(Dataset items)
◇ ◇ ◇ ◇ ◇ ◇ ◇

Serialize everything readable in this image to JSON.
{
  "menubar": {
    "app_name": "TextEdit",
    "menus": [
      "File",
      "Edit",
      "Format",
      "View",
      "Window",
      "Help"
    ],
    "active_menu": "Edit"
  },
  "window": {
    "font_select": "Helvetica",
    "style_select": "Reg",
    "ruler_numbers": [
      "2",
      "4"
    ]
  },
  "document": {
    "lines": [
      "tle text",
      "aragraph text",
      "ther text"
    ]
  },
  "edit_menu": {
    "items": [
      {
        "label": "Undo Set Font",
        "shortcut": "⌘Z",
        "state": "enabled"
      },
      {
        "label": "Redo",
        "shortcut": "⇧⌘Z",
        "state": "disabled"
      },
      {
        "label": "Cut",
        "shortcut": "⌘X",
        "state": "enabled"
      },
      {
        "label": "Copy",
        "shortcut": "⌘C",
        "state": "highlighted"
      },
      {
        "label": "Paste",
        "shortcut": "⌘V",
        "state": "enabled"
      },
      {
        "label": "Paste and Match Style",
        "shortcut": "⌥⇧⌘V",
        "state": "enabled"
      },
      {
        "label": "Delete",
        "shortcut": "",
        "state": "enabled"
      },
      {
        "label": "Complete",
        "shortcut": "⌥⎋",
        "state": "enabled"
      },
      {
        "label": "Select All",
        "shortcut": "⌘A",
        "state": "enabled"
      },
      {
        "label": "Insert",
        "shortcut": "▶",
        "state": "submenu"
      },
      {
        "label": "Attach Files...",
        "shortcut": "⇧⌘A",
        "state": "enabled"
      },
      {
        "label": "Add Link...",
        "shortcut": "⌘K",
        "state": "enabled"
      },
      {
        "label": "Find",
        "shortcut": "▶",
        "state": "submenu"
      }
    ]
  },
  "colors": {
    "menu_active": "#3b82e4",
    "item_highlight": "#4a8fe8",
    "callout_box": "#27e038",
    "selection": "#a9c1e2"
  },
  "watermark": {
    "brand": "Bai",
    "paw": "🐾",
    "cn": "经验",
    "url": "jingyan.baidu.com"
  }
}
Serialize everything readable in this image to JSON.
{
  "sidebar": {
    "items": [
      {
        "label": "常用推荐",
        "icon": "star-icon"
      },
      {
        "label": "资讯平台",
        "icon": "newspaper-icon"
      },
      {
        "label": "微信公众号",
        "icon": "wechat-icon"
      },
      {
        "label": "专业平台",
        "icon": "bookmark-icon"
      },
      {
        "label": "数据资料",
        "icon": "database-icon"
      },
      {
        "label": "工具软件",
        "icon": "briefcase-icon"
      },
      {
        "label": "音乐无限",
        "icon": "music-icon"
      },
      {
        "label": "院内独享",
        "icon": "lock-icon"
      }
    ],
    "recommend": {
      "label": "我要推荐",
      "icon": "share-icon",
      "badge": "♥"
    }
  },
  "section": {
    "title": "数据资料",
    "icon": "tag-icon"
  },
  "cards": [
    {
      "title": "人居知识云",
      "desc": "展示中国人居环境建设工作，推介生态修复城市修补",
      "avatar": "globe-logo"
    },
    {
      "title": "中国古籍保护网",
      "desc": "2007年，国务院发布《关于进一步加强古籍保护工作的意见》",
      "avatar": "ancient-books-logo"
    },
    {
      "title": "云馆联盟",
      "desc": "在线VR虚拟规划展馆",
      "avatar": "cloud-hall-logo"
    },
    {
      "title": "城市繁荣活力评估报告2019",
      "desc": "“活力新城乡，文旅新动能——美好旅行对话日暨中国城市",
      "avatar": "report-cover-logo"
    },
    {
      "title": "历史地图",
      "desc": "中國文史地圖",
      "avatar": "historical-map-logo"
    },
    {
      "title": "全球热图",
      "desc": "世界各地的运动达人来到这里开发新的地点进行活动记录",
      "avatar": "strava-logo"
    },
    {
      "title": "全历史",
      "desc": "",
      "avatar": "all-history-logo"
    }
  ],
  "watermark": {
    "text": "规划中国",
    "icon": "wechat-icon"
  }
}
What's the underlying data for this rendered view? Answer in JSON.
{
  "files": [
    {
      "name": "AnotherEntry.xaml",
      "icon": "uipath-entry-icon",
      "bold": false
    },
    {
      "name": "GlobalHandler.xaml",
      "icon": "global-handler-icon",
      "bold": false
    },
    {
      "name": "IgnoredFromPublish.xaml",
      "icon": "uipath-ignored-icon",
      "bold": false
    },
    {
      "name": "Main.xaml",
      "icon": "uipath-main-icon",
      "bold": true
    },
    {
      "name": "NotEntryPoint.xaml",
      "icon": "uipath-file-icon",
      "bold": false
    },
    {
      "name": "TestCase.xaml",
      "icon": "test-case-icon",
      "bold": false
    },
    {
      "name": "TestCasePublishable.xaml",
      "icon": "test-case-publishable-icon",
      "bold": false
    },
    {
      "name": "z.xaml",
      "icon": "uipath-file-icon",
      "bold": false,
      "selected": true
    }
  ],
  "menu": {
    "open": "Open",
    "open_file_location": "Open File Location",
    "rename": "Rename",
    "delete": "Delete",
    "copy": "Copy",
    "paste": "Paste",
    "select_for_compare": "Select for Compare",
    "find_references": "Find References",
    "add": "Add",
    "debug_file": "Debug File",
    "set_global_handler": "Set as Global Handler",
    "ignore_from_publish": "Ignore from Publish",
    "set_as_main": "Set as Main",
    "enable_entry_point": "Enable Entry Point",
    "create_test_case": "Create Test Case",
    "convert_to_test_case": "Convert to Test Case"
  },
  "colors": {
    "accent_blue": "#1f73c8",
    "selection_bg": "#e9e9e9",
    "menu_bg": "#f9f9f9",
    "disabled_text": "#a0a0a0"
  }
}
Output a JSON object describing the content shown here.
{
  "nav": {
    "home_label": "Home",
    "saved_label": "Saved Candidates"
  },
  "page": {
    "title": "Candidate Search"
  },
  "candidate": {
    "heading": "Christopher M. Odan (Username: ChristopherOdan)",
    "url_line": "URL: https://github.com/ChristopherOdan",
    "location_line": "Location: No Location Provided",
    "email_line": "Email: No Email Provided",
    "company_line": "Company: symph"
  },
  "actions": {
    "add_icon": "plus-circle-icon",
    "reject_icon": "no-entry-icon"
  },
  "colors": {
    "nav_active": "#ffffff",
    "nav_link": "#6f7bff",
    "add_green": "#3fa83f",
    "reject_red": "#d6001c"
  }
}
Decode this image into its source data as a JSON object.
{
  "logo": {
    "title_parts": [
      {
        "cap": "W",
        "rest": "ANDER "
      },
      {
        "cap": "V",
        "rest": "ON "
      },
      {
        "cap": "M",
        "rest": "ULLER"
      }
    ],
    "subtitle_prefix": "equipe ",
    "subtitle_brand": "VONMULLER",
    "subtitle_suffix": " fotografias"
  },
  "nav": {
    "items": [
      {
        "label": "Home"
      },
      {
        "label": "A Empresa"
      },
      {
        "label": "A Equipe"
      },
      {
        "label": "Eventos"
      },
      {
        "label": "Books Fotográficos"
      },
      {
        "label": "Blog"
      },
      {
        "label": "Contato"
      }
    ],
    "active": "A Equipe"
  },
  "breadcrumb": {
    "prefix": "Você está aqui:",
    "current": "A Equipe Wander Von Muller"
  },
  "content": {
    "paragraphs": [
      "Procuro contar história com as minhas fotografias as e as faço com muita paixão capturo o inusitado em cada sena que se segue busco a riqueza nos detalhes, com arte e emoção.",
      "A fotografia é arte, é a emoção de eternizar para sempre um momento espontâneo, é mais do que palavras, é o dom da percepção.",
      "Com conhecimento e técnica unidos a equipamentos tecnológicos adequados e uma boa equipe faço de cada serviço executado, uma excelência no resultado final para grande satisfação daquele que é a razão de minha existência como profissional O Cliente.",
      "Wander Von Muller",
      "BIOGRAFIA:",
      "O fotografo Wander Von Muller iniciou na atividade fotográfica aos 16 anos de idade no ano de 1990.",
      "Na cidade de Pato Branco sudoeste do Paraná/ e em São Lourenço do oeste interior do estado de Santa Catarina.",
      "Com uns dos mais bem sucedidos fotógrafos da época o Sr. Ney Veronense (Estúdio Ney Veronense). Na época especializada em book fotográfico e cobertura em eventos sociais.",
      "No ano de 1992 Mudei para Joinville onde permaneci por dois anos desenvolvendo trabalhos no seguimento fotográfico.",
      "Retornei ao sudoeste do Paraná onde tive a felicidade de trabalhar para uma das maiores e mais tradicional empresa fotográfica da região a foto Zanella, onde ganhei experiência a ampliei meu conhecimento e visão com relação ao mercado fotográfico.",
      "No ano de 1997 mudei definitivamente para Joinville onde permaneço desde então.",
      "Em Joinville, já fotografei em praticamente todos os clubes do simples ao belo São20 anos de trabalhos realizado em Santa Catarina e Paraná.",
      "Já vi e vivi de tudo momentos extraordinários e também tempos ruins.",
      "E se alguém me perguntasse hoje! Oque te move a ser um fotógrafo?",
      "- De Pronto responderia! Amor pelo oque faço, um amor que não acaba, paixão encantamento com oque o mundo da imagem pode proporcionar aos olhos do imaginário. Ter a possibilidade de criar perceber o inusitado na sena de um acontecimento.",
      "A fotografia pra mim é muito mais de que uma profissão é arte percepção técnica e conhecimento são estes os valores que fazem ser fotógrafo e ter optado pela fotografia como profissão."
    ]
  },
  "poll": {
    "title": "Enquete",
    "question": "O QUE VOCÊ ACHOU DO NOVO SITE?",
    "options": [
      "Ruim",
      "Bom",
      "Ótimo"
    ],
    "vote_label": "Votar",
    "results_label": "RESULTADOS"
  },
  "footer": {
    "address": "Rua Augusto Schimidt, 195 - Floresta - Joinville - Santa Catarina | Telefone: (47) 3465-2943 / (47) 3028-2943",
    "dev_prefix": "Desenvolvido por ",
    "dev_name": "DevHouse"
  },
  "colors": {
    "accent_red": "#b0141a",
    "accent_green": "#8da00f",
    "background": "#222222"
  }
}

◇ ◇ ◇ ◇ ◇ ◇ ◇

Scan the material above for the string "fotografias" and report each line where you find it.

= RESULT OF THE TASK =
    "subtitle_suffix": " fotografias"
      "Procuro contar história com as minhas fotografias as e as faço com muita paixão capturo o inusitado em cada sena que se segue busco a riqueza nos detalhes, com arte e emoção.",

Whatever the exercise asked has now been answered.